#### INSTRUCTION
Please copy every line of the records below that holds the word "ورواه".

#### SUPPLIED MATERIAL

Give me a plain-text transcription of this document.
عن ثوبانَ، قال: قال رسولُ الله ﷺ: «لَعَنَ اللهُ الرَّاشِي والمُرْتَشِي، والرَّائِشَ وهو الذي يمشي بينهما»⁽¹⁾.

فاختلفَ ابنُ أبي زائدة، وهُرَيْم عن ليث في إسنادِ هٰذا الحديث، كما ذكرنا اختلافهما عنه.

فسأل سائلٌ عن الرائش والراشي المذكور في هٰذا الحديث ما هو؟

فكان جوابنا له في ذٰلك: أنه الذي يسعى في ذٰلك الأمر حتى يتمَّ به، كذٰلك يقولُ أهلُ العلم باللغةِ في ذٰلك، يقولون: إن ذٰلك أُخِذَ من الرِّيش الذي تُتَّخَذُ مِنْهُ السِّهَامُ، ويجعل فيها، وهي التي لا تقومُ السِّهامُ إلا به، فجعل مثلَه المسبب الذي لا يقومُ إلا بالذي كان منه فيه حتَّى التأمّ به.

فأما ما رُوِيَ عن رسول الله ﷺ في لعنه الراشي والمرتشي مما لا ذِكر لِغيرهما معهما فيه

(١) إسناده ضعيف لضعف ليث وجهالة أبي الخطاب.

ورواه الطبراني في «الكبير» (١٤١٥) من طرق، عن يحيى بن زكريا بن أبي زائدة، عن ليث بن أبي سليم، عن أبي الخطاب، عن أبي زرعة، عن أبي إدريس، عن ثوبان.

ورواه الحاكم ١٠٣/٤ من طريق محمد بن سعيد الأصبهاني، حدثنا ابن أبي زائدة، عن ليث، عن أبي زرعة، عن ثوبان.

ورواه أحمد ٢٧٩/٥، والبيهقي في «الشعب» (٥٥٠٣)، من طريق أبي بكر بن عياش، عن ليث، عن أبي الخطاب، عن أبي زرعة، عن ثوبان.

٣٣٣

#### IN RESPONSE
ورواه الطبراني في «الكبير» (١٤١٥) من طرق، عن يحيى بن زكريا بن أبي زائدة، عن ليث بن أبي سليم، عن أبي الخطاب، عن أبي زرعة، عن أبي إدريس، عن ثوبان.
ورواه الحاكم ١٠٣/٤ من طريق محمد بن سعيد الأصبهاني، حدثنا ابن أبي زائدة، عن ليث، عن أبي زرعة، عن ثوبان.
ورواه أحمد ٢٧٩/٥، والبيهقي في «الشعب» (٥٥٠٣)، من طريق أبي بكر بن عياش، عن ليث، عن أبي الخطاب، عن أبي زرعة، عن ثوبان.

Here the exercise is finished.